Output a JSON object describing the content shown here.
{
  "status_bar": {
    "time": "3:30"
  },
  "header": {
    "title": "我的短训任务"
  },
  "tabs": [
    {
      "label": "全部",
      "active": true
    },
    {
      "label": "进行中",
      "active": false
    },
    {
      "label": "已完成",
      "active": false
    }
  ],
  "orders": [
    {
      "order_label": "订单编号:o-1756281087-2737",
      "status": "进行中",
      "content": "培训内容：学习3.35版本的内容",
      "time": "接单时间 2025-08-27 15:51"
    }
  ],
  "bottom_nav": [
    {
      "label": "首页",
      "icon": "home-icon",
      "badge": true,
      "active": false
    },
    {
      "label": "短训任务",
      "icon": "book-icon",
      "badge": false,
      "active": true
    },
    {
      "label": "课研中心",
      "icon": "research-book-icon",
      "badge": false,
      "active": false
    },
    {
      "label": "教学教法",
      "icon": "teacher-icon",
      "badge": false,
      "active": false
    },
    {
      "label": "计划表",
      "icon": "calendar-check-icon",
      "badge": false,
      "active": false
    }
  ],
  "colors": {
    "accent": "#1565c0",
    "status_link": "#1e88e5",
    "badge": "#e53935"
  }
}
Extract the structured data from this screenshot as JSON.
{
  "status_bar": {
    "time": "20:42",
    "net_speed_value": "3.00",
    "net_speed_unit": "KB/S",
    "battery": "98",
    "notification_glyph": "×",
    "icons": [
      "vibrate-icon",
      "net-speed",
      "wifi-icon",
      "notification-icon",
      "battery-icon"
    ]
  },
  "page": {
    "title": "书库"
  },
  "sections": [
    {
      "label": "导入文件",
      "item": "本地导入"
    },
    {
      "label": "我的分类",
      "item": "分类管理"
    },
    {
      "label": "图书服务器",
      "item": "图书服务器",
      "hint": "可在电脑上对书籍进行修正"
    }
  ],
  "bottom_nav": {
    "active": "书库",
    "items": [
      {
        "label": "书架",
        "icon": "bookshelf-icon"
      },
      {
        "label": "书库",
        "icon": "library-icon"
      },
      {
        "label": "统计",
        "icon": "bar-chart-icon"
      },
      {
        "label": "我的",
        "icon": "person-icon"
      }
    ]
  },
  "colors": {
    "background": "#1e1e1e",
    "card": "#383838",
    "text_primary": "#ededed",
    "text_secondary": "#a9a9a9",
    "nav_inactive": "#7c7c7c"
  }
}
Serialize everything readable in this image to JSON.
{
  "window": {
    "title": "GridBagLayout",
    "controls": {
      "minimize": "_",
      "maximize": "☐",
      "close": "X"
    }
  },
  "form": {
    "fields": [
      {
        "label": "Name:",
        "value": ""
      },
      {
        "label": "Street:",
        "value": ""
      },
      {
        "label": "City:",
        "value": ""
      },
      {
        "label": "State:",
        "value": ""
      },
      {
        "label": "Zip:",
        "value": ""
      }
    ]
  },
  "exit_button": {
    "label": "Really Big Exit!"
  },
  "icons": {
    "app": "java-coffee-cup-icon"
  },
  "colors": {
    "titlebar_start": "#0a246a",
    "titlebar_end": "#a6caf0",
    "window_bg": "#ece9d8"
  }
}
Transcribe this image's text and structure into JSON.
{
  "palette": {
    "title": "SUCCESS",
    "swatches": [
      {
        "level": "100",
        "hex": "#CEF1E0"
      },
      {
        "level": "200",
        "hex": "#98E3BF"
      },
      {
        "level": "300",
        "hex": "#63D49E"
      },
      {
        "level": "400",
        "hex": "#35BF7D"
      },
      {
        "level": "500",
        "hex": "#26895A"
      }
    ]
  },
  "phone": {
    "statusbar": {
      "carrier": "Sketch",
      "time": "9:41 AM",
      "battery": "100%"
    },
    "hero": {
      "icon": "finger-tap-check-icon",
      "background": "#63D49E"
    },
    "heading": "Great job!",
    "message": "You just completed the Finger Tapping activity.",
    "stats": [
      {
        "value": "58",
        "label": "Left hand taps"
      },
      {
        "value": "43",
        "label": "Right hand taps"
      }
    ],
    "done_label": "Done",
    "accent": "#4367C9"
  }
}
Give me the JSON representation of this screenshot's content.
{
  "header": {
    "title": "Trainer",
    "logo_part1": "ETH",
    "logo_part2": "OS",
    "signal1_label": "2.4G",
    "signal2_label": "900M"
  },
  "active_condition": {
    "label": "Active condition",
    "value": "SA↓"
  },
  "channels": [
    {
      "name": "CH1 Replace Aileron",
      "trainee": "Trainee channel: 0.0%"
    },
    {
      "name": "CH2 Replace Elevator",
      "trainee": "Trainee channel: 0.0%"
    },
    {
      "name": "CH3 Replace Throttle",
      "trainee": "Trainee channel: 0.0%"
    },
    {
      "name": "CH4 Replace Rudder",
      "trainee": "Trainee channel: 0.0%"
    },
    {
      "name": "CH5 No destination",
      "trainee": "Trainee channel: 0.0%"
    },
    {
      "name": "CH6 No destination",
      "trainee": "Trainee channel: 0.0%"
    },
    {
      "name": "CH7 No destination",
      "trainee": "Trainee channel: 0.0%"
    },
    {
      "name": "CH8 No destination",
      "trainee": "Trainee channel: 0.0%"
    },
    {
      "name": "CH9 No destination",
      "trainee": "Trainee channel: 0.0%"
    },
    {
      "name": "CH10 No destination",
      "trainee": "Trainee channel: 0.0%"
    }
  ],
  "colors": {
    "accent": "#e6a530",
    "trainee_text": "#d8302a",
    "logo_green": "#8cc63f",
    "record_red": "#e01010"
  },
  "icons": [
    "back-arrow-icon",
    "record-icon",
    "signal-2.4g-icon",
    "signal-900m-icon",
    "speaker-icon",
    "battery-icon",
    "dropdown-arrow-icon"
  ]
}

════════════════

Extract all of the data above without altering anything.

Output a JSON object describing the content shown here.
{
  "status_bar": {
    "time": "3:30"
  },
  "header": {
    "title": "我的短训任务"
  },
  "tabs": [
    {
      "label": "全部",
      "active": true
    },
    {
      "label": "进行中",
      "active": false
    },
    {
      "label": "已完成",
      "active": false
    }
  ],
  "orders": [
    {
      "order_label": "订单编号:o-1756281087-2737",
      "status": "进行中",
      "content": "培训内容：学习3.35版本的内容",
      "time": "接单时间 2025-08-27 15:51"
    }
  ],
  "bottom_nav": [
    {
      "label": "首页",
      "icon": "home-icon",
      "badge": true,
      "active": false
    },
    {
      "label": "短训任务",
      "icon": "book-icon",
      "badge": false,
      "active": true
    },
    {
      "label": "课研中心",
      "icon": "research-book-icon",
      "badge": false,
      "active": false
    },
    {
      "label": "教学教法",
      "icon": "teacher-icon",
      "badge": false,
      "active": false
    },
    {
      "label": "计划表",
      "icon": "calendar-check-icon",
      "badge": false,
      "active": false
    }
  ],
  "colors": {
    "accent": "#1565c0",
    "status_link": "#1e88e5",
    "badge": "#e53935"
  }
}
Extract the structured data from this screenshot as JSON.
{
  "status_bar": {
    "time": "20:42",
    "net_speed_value": "3.00",
    "net_speed_unit": "KB/S",
    "battery": "98",
    "notification_glyph": "×",
    "icons": [
      "vibrate-icon",
      "net-speed",
      "wifi-icon",
      "notification-icon",
      "battery-icon"
    ]
  },
  "page": {
    "title": "书库"
  },
  "sections": [
    {
      "label": "导入文件",
      "item": "本地导入"
    },
    {
      "label": "我的分类",
      "item": "分类管理"
    },
    {
      "label": "图书服务器",
      "item": "图书服务器",
      "hint": "可在电脑上对书籍进行修正"
    }
  ],
  "bottom_nav": {
    "active": "书库",
    "items": [
      {
        "label": "书架",
        "icon": "bookshelf-icon"
      },
      {
        "label": "书库",
        "icon": "library-icon"
      },
      {
        "label": "统计",
        "icon": "bar-chart-icon"
      },
      {
        "label": "我的",
        "icon": "person-icon"
      }
    ]
  },
  "colors": {
    "background": "#1e1e1e",
    "card": "#383838",
    "text_primary": "#ededed",
    "text_secondary": "#a9a9a9",
    "nav_inactive": "#7c7c7c"
  }
}
Serialize everything readable in this image to JSON.
{
  "window": {
    "title": "GridBagLayout",
    "controls": {
      "minimize": "_",
      "maximize": "☐",
      "close": "X"
    }
  },
  "form": {
    "fields": [
      {
        "label": "Name:",
        "value": ""
      },
      {
        "label": "Street:",
        "value": ""
      },
      {
        "label": "City:",
        "value": ""
      },
      {
        "label": "State:",
        "value": ""
      },
      {
        "label": "Zip:",
        "value": ""
      }
    ]
  },
  "exit_button": {
    "label": "Really Big Exit!"
  },
  "icons": {
    "app": "java-coffee-cup-icon"
  },
  "colors": {
    "titlebar_start": "#0a246a",
    "titlebar_end": "#a6caf0",
    "window_bg": "#ece9d8"
  }
}
Transcribe this image's text and structure into JSON.
{
  "palette": {
    "title": "SUCCESS",
    "swatches": [
      {
        "level": "100",
        "hex": "#CEF1E0"
      },
      {
        "level": "200",
        "hex": "#98E3BF"
      },
      {
        "level": "300",
        "hex": "#63D49E"
      },
      {
        "level": "400",
        "hex": "#35BF7D"
      },
      {
        "level": "500",
        "hex": "#26895A"
      }
    ]
  },
  "phone": {
    "statusbar": {
      "carrier": "Sketch",
      "time": "9:41 AM",
      "battery": "100%"
    },
    "hero": {
      "icon": "finger-tap-check-icon",
      "background": "#63D49E"
    },
    "heading": "Great job!",
    "message": "You just completed the Finger Tapping activity.",
    "stats": [
      {
        "value": "58",
        "label": "Left hand taps"
      },
      {
        "value": "43",
        "label": "Right hand taps"
      }
    ],
    "done_label": "Done",
    "accent": "#4367C9"
  }
}
Give me the JSON representation of this screenshot's content.
{
  "header": {
    "title": "Trainer",
    "logo_part1": "ETH",
    "logo_part2": "OS",
    "signal1_label": "2.4G",
    "signal2_label": "900M"
  },
  "active_condition": {
    "label": "Active condition",
    "value": "SA↓"
  },
  "channels": [
    {
      "name": "CH1 Replace Aileron",
      "trainee": "Trainee channel: 0.0%"
    },
    {
      "name": "CH2 Replace Elevator",
      "trainee": "Trainee channel: 0.0%"
    },
    {
      "name": "CH3 Replace Throttle",
      "trainee": "Trainee channel: 0.0%"
    },
    {
      "name": "CH4 Replace Rudder",
      "trainee": "Trainee channel: 0.0%"
    },
    {
      "name": "CH5 No destination",
      "trainee": "Trainee channel: 0.0%"
    },
    {
      "name": "CH6 No destination",
      "trainee": "Trainee channel: 0.0%"
    },
    {
      "name": "CH7 No destination",
      "trainee": "Trainee channel: 0.0%"
    },
    {
      "name": "CH8 No destination",
      "trainee": "Trainee channel: 0.0%"
    },
    {
      "name": "CH9 No destination",
      "trainee": "Trainee channel: 0.0%"
    },
    {
      "name": "CH10 No destination",
      "trainee": "Trainee channel: 0.0%"
    }
  ],
  "colors": {
    "accent": "#e6a530",
    "trainee_text": "#d8302a",
    "logo_green": "#8cc63f",
    "record_red": "#e01010"
  },
  "icons": [
    "back-arrow-icon",
    "record-icon",
    "signal-2.4g-icon",
    "signal-900m-icon",
    "speaker-icon",
    "battery-icon",
    "dropdown-arrow-icon"
  ]
}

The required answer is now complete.